- **Material to process**
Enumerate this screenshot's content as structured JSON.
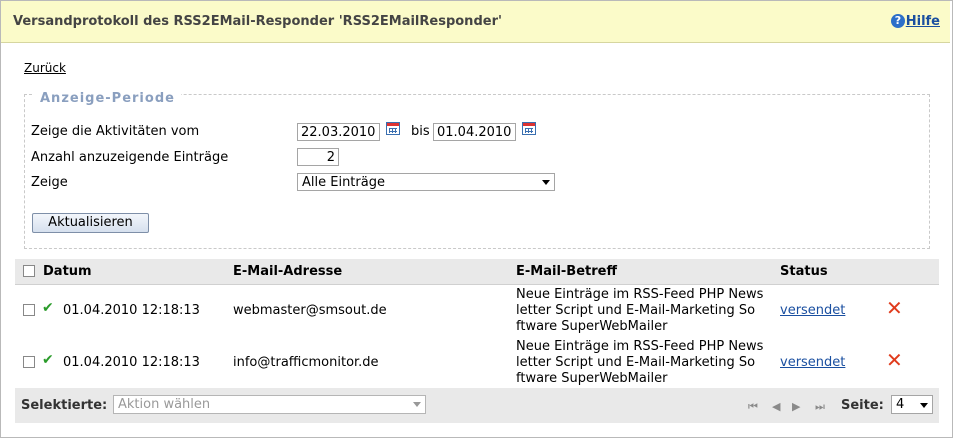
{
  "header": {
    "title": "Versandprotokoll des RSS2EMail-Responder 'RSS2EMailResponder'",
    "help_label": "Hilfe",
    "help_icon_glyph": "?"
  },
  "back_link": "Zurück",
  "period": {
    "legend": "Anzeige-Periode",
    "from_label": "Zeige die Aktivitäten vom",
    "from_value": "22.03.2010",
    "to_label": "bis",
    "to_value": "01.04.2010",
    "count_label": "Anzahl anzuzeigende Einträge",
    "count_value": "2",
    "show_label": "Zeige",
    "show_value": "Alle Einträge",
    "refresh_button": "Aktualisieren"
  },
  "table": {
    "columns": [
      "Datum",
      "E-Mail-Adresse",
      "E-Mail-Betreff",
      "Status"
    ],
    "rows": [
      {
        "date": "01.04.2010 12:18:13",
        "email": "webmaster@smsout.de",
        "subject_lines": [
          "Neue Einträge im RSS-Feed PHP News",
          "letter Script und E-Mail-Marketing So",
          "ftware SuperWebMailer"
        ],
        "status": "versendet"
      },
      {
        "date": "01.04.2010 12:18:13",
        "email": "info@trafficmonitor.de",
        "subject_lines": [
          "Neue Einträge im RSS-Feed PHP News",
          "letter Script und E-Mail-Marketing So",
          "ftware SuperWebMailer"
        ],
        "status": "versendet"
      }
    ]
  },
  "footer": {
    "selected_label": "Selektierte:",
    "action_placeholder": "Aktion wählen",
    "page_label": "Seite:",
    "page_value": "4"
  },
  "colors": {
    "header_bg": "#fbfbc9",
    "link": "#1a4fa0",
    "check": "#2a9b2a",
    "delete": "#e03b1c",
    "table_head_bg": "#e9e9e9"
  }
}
---
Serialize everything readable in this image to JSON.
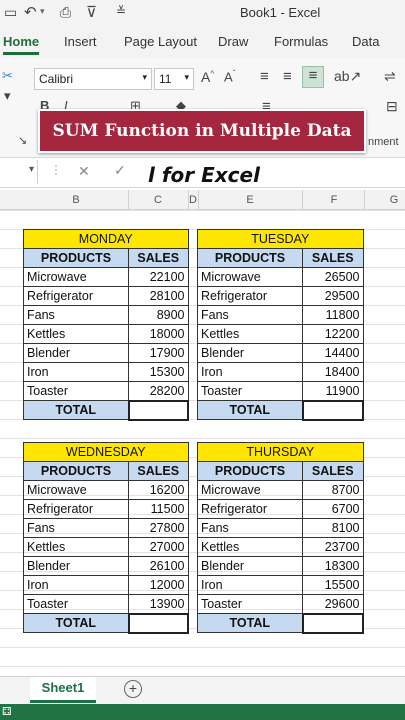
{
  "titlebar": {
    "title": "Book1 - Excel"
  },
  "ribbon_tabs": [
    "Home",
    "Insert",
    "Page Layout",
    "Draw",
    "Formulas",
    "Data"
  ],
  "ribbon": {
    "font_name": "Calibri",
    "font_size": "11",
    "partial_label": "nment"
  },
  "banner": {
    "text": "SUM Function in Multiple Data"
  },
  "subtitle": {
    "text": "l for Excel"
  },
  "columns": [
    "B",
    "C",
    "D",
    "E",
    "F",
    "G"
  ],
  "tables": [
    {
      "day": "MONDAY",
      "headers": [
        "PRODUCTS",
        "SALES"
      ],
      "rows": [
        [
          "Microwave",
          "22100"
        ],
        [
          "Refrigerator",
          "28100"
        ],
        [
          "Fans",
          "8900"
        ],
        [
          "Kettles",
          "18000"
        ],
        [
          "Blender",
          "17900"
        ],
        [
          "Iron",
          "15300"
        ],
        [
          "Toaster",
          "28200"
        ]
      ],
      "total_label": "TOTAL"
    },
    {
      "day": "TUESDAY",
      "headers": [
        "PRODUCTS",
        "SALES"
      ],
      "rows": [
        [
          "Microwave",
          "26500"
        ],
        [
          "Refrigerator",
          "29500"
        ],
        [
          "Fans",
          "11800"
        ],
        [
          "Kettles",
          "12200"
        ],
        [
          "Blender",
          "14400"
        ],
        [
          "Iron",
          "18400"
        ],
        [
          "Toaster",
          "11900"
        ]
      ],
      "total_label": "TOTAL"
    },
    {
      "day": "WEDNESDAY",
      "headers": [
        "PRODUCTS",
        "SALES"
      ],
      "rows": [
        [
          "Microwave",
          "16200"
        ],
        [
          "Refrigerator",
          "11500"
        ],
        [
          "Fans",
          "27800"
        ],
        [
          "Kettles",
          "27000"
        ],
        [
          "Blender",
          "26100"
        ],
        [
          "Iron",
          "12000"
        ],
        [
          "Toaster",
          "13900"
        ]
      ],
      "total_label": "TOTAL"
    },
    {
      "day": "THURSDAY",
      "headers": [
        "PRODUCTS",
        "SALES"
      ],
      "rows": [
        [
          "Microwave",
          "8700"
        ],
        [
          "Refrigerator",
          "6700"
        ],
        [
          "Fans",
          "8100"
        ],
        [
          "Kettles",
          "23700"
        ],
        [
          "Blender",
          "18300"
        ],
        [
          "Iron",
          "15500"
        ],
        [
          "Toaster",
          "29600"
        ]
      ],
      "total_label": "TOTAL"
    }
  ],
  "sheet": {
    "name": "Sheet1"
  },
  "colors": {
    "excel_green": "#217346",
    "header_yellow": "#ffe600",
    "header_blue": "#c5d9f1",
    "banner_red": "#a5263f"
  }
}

- **Direction**
From the entries above, pull out each line that includes "JSON".

- **Answer for the task**
Enumerate this screenshot's content as structured JSON.
Serialize everything readable in this image to JSON.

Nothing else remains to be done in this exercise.